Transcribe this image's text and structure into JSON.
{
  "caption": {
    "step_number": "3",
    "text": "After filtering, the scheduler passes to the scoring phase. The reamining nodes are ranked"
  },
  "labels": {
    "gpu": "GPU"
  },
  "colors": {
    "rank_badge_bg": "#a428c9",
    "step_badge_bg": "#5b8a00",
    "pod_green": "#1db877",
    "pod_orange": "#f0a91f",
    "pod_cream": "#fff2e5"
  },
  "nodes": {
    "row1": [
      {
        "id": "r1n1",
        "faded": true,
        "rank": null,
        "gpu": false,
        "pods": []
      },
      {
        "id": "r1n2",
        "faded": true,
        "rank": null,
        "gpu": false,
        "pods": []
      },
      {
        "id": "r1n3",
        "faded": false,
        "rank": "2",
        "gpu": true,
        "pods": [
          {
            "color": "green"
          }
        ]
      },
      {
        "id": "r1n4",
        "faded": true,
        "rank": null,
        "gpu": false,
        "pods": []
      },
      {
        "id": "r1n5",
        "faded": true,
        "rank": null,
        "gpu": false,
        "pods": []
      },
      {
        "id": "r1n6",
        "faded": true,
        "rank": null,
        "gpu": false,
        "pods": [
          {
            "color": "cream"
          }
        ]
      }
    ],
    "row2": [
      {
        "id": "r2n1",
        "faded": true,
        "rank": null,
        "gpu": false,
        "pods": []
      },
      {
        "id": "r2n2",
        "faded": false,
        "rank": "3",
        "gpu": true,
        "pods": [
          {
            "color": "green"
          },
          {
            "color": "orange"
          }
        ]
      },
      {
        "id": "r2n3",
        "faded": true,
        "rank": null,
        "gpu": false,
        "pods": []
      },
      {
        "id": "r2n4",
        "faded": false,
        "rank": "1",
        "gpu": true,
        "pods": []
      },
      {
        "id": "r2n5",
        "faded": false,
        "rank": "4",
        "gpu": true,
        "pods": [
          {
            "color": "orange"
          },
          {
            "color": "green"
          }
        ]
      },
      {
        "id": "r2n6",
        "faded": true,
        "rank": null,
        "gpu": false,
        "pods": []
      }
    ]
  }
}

◆ PROBLEM REQUIREMENTS
The listing above must be transcribed exactly, line by line.

◆ IN RESPONSE
Transcribe this image's text and structure into JSON.
{
  "caption": {
    "step_number": "3",
    "text": "After filtering, the scheduler passes to the scoring phase. The reamining nodes are ranked"
  },
  "labels": {
    "gpu": "GPU"
  },
  "colors": {
    "rank_badge_bg": "#a428c9",
    "step_badge_bg": "#5b8a00",
    "pod_green": "#1db877",
    "pod_orange": "#f0a91f",
    "pod_cream": "#fff2e5"
  },
  "nodes": {
    "row1": [
      {
        "id": "r1n1",
        "faded": true,
        "rank": null,
        "gpu": false,
        "pods": []
      },
      {
        "id": "r1n2",
        "faded": true,
        "rank": null,
        "gpu": false,
        "pods": []
      },
      {
        "id": "r1n3",
        "faded": false,
        "rank": "2",
        "gpu": true,
        "pods": [
          {
            "color": "green"
          }
        ]
      },
      {
        "id": "r1n4",
        "faded": true,
        "rank": null,
        "gpu": false,
        "pods": []
      },
      {
        "id": "r1n5",
        "faded": true,
        "rank": null,
        "gpu": false,
        "pods": []
      },
      {
        "id": "r1n6",
        "faded": true,
        "rank": null,
        "gpu": false,
        "pods": [
          {
            "color": "cream"
          }
        ]
      }
    ],
    "row2": [
      {
        "id": "r2n1",
        "faded": true,
        "rank": null,
        "gpu": false,
        "pods": []
      },
      {
        "id": "r2n2",
        "faded": false,
        "rank": "3",
        "gpu": true,
        "pods": [
          {
            "color": "green"
          },
          {
            "color": "orange"
          }
        ]
      },
      {
        "id": "r2n3",
        "faded": true,
        "rank": null,
        "gpu": false,
        "pods": []
      },
      {
        "id": "r2n4",
        "faded": false,
        "rank": "1",
        "gpu": true,
        "pods": []
      },
      {
        "id": "r2n5",
        "faded": false,
        "rank": "4",
        "gpu": true,
        "pods": [
          {
            "color": "orange"
          },
          {
            "color": "green"
          }
        ]
      },
      {
        "id": "r2n6",
        "faded": true,
        "rank": null,
        "gpu": false,
        "pods": []
      }
    ]
  }
}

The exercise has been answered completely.